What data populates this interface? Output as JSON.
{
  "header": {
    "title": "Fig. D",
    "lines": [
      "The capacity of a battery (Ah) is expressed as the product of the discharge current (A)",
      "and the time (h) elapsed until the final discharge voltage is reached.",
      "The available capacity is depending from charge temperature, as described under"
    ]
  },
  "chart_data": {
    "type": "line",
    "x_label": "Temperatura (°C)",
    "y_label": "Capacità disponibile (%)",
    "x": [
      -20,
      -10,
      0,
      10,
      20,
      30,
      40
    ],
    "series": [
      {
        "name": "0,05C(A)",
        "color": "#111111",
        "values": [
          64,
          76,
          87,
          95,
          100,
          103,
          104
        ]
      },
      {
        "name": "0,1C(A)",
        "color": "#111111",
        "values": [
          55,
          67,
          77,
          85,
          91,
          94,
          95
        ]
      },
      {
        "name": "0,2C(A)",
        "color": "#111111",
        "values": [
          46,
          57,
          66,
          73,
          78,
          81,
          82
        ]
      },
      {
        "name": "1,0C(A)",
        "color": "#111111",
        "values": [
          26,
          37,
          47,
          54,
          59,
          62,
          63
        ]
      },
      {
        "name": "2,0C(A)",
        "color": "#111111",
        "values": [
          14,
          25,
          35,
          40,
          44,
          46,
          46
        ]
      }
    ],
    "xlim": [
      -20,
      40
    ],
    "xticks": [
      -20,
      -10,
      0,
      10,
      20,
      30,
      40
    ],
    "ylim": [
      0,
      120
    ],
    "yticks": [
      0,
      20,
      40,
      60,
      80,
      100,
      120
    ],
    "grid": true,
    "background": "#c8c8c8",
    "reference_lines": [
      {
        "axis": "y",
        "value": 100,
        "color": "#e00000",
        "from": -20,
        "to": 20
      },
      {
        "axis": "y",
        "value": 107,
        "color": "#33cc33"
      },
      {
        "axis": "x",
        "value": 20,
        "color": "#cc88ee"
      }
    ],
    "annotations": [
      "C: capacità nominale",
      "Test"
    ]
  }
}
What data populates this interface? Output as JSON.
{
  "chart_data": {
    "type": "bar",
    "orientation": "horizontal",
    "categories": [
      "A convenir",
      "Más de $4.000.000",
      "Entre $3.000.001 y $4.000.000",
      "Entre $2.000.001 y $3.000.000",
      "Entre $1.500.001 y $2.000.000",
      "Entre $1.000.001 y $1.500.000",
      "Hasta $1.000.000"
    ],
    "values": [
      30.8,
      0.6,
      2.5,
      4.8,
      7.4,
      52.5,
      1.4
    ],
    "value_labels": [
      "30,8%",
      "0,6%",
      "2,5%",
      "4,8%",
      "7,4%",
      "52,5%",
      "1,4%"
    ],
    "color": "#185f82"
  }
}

★ ★ ★ ★ ★ ★ ★

Prompt:
Return each entry from above without altering a single character.

Solved problem:
What data populates this interface? Output as JSON.
{
  "header": {
    "title": "Fig. D",
    "lines": [
      "The capacity of a battery (Ah) is expressed as the product of the discharge current (A)",
      "and the time (h) elapsed until the final discharge voltage is reached.",
      "The available capacity is depending from charge temperature, as described under"
    ]
  },
  "chart_data": {
    "type": "line",
    "x_label": "Temperatura (°C)",
    "y_label": "Capacità disponibile (%)",
    "x": [
      -20,
      -10,
      0,
      10,
      20,
      30,
      40
    ],
    "series": [
      {
        "name": "0,05C(A)",
        "color": "#111111",
        "values": [
          64,
          76,
          87,
          95,
          100,
          103,
          104
        ]
      },
      {
        "name": "0,1C(A)",
        "color": "#111111",
        "values": [
          55,
          67,
          77,
          85,
          91,
          94,
          95
        ]
      },
      {
        "name": "0,2C(A)",
        "color": "#111111",
        "values": [
          46,
          57,
          66,
          73,
          78,
          81,
          82
        ]
      },
      {
        "name": "1,0C(A)",
        "color": "#111111",
        "values": [
          26,
          37,
          47,
          54,
          59,
          62,
          63
        ]
      },
      {
        "name": "2,0C(A)",
        "color": "#111111",
        "values": [
          14,
          25,
          35,
          40,
          44,
          46,
          46
        ]
      }
    ],
    "xlim": [
      -20,
      40
    ],
    "xticks": [
      -20,
      -10,
      0,
      10,
      20,
      30,
      40
    ],
    "ylim": [
      0,
      120
    ],
    "yticks": [
      0,
      20,
      40,
      60,
      80,
      100,
      120
    ],
    "grid": true,
    "background": "#c8c8c8",
    "reference_lines": [
      {
        "axis": "y",
        "value": 100,
        "color": "#e00000",
        "from": -20,
        "to": 20
      },
      {
        "axis": "y",
        "value": 107,
        "color": "#33cc33"
      },
      {
        "axis": "x",
        "value": 20,
        "color": "#cc88ee"
      }
    ],
    "annotations": [
      "C: capacità nominale",
      "Test"
    ]
  }
}
What data populates this interface? Output as JSON.
{
  "chart_data": {
    "type": "bar",
    "orientation": "horizontal",
    "categories": [
      "A convenir",
      "Más de $4.000.000",
      "Entre $3.000.001 y $4.000.000",
      "Entre $2.000.001 y $3.000.000",
      "Entre $1.500.001 y $2.000.000",
      "Entre $1.000.001 y $1.500.000",
      "Hasta $1.000.000"
    ],
    "values": [
      30.8,
      0.6,
      2.5,
      4.8,
      7.4,
      52.5,
      1.4
    ],
    "value_labels": [
      "30,8%",
      "0,6%",
      "2,5%",
      "4,8%",
      "7,4%",
      "52,5%",
      "1,4%"
    ],
    "color": "#185f82"
  }
}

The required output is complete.